## Extracted entries
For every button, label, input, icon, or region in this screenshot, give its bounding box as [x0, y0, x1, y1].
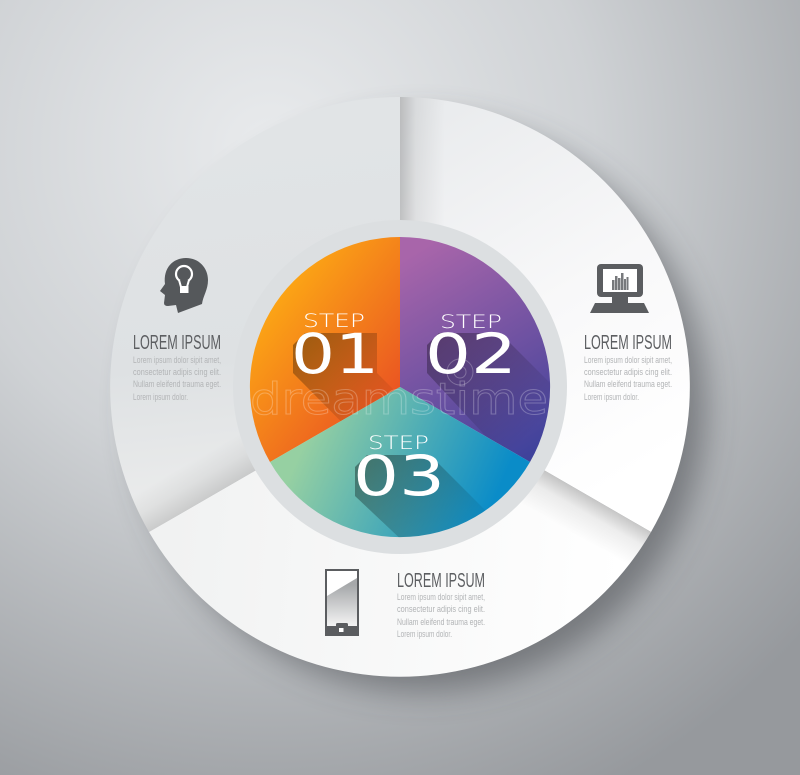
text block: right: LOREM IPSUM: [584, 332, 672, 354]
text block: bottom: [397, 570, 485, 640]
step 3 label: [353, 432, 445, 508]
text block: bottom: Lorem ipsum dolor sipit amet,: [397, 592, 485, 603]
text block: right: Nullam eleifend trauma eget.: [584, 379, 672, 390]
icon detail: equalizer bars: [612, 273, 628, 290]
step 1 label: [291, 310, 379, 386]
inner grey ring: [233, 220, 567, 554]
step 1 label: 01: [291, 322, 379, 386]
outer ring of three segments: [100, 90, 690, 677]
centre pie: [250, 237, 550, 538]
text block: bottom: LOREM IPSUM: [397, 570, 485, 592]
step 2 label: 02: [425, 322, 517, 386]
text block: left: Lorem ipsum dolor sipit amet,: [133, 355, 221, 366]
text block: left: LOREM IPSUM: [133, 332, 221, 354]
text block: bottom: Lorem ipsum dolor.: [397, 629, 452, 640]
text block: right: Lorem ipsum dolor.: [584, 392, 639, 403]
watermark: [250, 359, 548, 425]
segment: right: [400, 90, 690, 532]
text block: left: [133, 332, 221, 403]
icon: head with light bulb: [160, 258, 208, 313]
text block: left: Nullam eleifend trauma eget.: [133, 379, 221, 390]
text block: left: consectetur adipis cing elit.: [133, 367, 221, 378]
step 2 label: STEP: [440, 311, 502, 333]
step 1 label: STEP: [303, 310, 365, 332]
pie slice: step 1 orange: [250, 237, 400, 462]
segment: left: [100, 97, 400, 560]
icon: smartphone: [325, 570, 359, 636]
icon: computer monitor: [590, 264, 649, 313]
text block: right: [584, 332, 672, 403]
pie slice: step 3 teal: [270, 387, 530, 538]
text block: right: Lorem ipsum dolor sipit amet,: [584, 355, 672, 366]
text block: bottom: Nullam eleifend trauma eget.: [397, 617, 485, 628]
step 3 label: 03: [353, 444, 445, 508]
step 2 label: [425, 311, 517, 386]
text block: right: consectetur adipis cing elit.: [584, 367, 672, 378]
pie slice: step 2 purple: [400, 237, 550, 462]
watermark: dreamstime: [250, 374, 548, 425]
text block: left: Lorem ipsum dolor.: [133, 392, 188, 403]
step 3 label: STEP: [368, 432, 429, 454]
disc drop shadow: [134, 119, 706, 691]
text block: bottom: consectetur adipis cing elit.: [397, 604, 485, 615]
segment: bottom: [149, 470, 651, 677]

## What is needed
Copy out all of the material above, line for line and without any alteration, omitting the picture.

## Task result
For every button, label, input, icon, or region in this screenshot, give its bounding box as [x0, y0, x1, y1].
text block: right: LOREM IPSUM: [584, 332, 672, 354]
text block: bottom: [397, 570, 485, 640]
step 3 label: [353, 432, 445, 508]
text block: bottom: Lorem ipsum dolor sipit amet,: [397, 592, 485, 603]
text block: right: Nullam eleifend trauma eget.: [584, 379, 672, 390]
icon detail: equalizer bars: [612, 273, 628, 290]
step 1 label: [291, 310, 379, 386]
inner grey ring: [233, 220, 567, 554]
step 1 label: 01: [291, 322, 379, 386]
outer ring of three segments: [100, 90, 690, 677]
centre pie: [250, 237, 550, 538]
text block: bottom: LOREM IPSUM: [397, 570, 485, 592]
step 2 label: 02: [425, 322, 517, 386]
text block: left: Lorem ipsum dolor sipit amet,: [133, 355, 221, 366]
text block: left: LOREM IPSUM: [133, 332, 221, 354]
text block: bottom: Lorem ipsum dolor.: [397, 629, 452, 640]
text block: right: Lorem ipsum dolor.: [584, 392, 639, 403]
watermark: [250, 359, 548, 425]
segment: right: [400, 90, 690, 532]
text block: left: [133, 332, 221, 403]
icon: head with light bulb: [160, 258, 208, 313]
text block: left: Nullam eleifend trauma eget.: [133, 379, 221, 390]
text block: left: consectetur adipis cing elit.: [133, 367, 221, 378]
step 2 label: STEP: [440, 311, 502, 333]
step 1 label: STEP: [303, 310, 365, 332]
pie slice: step 1 orange: [250, 237, 400, 462]
segment: left: [100, 97, 400, 560]
icon: smartphone: [325, 570, 359, 636]
icon: computer monitor: [590, 264, 649, 313]
text block: right: [584, 332, 672, 403]
pie slice: step 3 teal: [270, 387, 530, 538]
text block: right: Lorem ipsum dolor sipit amet,: [584, 355, 672, 366]
text block: bottom: Nullam eleifend trauma eget.: [397, 617, 485, 628]
step 3 label: 03: [353, 444, 445, 508]
step 2 label: [425, 311, 517, 386]
text block: right: consectetur adipis cing elit.: [584, 367, 672, 378]
pie slice: step 2 purple: [400, 237, 550, 462]
watermark: dreamstime: [250, 374, 548, 425]
text block: left: Lorem ipsum dolor.: [133, 392, 188, 403]
step 3 label: STEP: [368, 432, 429, 454]
disc drop shadow: [134, 119, 706, 691]
text block: bottom: consectetur adipis cing elit.: [397, 604, 485, 615]
segment: bottom: [149, 470, 651, 677]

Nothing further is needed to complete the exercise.